- Available data:
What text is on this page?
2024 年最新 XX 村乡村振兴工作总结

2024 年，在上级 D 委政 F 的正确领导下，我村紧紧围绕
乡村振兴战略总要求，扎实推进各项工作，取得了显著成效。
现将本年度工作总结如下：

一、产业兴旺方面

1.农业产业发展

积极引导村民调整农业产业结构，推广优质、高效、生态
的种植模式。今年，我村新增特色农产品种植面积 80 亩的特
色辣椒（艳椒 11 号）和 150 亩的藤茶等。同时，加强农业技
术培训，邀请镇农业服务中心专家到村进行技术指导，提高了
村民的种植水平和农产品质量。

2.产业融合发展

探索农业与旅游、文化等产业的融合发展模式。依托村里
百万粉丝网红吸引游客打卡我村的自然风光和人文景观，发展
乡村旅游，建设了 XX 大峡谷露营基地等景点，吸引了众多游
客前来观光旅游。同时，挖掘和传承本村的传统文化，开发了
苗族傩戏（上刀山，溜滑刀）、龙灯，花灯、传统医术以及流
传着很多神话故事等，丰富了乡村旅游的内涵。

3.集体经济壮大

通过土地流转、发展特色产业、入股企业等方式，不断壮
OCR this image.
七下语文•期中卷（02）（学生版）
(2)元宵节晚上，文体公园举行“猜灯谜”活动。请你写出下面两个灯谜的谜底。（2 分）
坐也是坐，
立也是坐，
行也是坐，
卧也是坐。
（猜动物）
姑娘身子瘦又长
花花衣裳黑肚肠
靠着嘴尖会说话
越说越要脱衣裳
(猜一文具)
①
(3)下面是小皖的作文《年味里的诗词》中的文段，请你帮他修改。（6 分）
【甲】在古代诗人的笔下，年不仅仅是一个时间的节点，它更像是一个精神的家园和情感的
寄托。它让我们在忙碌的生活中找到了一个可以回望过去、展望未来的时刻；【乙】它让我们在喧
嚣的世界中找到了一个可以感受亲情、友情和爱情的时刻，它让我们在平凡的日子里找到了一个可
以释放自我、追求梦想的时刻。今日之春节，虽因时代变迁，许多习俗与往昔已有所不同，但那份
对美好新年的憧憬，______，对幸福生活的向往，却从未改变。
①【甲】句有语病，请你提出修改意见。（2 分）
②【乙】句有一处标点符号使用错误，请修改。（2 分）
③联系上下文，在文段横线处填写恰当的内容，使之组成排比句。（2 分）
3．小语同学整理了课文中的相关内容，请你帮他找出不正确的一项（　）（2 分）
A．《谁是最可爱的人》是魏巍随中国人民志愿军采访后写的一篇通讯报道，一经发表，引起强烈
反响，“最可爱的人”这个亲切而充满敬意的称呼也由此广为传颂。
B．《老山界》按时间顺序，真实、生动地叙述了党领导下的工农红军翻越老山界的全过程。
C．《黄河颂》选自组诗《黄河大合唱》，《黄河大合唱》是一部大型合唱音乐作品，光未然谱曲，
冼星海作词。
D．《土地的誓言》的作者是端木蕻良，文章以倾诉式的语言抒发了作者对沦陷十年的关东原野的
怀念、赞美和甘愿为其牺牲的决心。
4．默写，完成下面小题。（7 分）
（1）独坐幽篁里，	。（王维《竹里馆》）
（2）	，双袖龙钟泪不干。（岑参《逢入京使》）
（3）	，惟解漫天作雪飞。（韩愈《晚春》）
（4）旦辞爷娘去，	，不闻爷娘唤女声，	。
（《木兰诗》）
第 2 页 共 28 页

- What is expected:
Among the lines of the material, find those that hold the word "this" and copy them.

- Output of the task:
What text is on this page?
OCR this image.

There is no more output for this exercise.